* [Records]

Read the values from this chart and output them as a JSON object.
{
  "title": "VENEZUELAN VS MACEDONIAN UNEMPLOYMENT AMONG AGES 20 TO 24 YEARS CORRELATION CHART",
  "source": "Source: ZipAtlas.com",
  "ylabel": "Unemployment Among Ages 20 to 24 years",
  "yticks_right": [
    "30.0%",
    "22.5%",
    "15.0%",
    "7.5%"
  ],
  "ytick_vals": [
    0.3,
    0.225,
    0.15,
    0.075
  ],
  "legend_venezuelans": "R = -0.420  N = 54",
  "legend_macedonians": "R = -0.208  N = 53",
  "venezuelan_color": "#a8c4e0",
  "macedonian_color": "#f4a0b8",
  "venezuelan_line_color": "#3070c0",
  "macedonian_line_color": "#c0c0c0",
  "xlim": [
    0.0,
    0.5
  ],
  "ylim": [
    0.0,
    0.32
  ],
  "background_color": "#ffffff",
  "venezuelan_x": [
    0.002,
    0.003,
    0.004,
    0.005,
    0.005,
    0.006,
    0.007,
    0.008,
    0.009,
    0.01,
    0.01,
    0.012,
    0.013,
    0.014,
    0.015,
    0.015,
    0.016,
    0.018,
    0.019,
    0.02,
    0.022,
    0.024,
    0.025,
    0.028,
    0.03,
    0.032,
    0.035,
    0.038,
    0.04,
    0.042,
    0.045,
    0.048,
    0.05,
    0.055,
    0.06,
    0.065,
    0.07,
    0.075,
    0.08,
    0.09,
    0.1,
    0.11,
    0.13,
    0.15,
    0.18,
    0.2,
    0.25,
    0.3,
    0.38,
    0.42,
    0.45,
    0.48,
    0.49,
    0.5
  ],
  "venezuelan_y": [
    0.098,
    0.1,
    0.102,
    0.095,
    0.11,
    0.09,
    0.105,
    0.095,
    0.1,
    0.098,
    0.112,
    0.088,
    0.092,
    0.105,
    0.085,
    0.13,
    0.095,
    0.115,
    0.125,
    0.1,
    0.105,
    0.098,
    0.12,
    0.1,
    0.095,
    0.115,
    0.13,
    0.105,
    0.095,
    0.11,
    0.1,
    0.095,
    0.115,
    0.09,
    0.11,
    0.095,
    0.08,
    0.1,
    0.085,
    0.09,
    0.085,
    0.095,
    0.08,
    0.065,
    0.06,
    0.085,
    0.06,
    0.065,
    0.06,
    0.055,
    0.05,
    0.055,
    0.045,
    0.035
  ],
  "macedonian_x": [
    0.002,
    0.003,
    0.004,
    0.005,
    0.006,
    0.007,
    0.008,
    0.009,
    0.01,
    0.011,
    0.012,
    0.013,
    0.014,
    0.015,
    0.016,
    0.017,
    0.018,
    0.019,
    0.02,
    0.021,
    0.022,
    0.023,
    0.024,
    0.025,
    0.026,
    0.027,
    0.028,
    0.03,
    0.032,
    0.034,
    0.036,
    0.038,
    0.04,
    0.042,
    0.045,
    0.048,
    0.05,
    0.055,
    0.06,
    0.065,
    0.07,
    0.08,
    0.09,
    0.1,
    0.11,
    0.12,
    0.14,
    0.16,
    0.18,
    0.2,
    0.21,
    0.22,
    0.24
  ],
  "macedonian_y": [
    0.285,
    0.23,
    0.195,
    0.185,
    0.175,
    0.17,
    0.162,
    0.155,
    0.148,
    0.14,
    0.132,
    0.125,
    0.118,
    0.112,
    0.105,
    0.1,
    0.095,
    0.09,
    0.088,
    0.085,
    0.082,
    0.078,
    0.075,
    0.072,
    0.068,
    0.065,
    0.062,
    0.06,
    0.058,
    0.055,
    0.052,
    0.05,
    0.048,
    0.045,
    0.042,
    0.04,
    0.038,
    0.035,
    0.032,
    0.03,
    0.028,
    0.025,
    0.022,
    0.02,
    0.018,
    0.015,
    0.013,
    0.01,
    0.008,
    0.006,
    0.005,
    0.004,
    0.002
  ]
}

* [Exercise objective]
Every record shown above should be written out again exactly.

* [Result below]
Read the values from this chart and output them as a JSON object.
{
  "title": "VENEZUELAN VS MACEDONIAN UNEMPLOYMENT AMONG AGES 20 TO 24 YEARS CORRELATION CHART",
  "source": "Source: ZipAtlas.com",
  "ylabel": "Unemployment Among Ages 20 to 24 years",
  "yticks_right": [
    "30.0%",
    "22.5%",
    "15.0%",
    "7.5%"
  ],
  "ytick_vals": [
    0.3,
    0.225,
    0.15,
    0.075
  ],
  "legend_venezuelans": "R = -0.420  N = 54",
  "legend_macedonians": "R = -0.208  N = 53",
  "venezuelan_color": "#a8c4e0",
  "macedonian_color": "#f4a0b8",
  "venezuelan_line_color": "#3070c0",
  "macedonian_line_color": "#c0c0c0",
  "xlim": [
    0.0,
    0.5
  ],
  "ylim": [
    0.0,
    0.32
  ],
  "background_color": "#ffffff",
  "venezuelan_x": [
    0.002,
    0.003,
    0.004,
    0.005,
    0.005,
    0.006,
    0.007,
    0.008,
    0.009,
    0.01,
    0.01,
    0.012,
    0.013,
    0.014,
    0.015,
    0.015,
    0.016,
    0.018,
    0.019,
    0.02,
    0.022,
    0.024,
    0.025,
    0.028,
    0.03,
    0.032,
    0.035,
    0.038,
    0.04,
    0.042,
    0.045,
    0.048,
    0.05,
    0.055,
    0.06,
    0.065,
    0.07,
    0.075,
    0.08,
    0.09,
    0.1,
    0.11,
    0.13,
    0.15,
    0.18,
    0.2,
    0.25,
    0.3,
    0.38,
    0.42,
    0.45,
    0.48,
    0.49,
    0.5
  ],
  "venezuelan_y": [
    0.098,
    0.1,
    0.102,
    0.095,
    0.11,
    0.09,
    0.105,
    0.095,
    0.1,
    0.098,
    0.112,
    0.088,
    0.092,
    0.105,
    0.085,
    0.13,
    0.095,
    0.115,
    0.125,
    0.1,
    0.105,
    0.098,
    0.12,
    0.1,
    0.095,
    0.115,
    0.13,
    0.105,
    0.095,
    0.11,
    0.1,
    0.095,
    0.115,
    0.09,
    0.11,
    0.095,
    0.08,
    0.1,
    0.085,
    0.09,
    0.085,
    0.095,
    0.08,
    0.065,
    0.06,
    0.085,
    0.06,
    0.065,
    0.06,
    0.055,
    0.05,
    0.055,
    0.045,
    0.035
  ],
  "macedonian_x": [
    0.002,
    0.003,
    0.004,
    0.005,
    0.006,
    0.007,
    0.008,
    0.009,
    0.01,
    0.011,
    0.012,
    0.013,
    0.014,
    0.015,
    0.016,
    0.017,
    0.018,
    0.019,
    0.02,
    0.021,
    0.022,
    0.023,
    0.024,
    0.025,
    0.026,
    0.027,
    0.028,
    0.03,
    0.032,
    0.034,
    0.036,
    0.038,
    0.04,
    0.042,
    0.045,
    0.048,
    0.05,
    0.055,
    0.06,
    0.065,
    0.07,
    0.08,
    0.09,
    0.1,
    0.11,
    0.12,
    0.14,
    0.16,
    0.18,
    0.2,
    0.21,
    0.22,
    0.24
  ],
  "macedonian_y": [
    0.285,
    0.23,
    0.195,
    0.185,
    0.175,
    0.17,
    0.162,
    0.155,
    0.148,
    0.14,
    0.132,
    0.125,
    0.118,
    0.112,
    0.105,
    0.1,
    0.095,
    0.09,
    0.088,
    0.085,
    0.082,
    0.078,
    0.075,
    0.072,
    0.068,
    0.065,
    0.062,
    0.06,
    0.058,
    0.055,
    0.052,
    0.05,
    0.048,
    0.045,
    0.042,
    0.04,
    0.038,
    0.035,
    0.032,
    0.03,
    0.028,
    0.025,
    0.022,
    0.02,
    0.018,
    0.015,
    0.013,
    0.01,
    0.008,
    0.006,
    0.005,
    0.004,
    0.002
  ]
}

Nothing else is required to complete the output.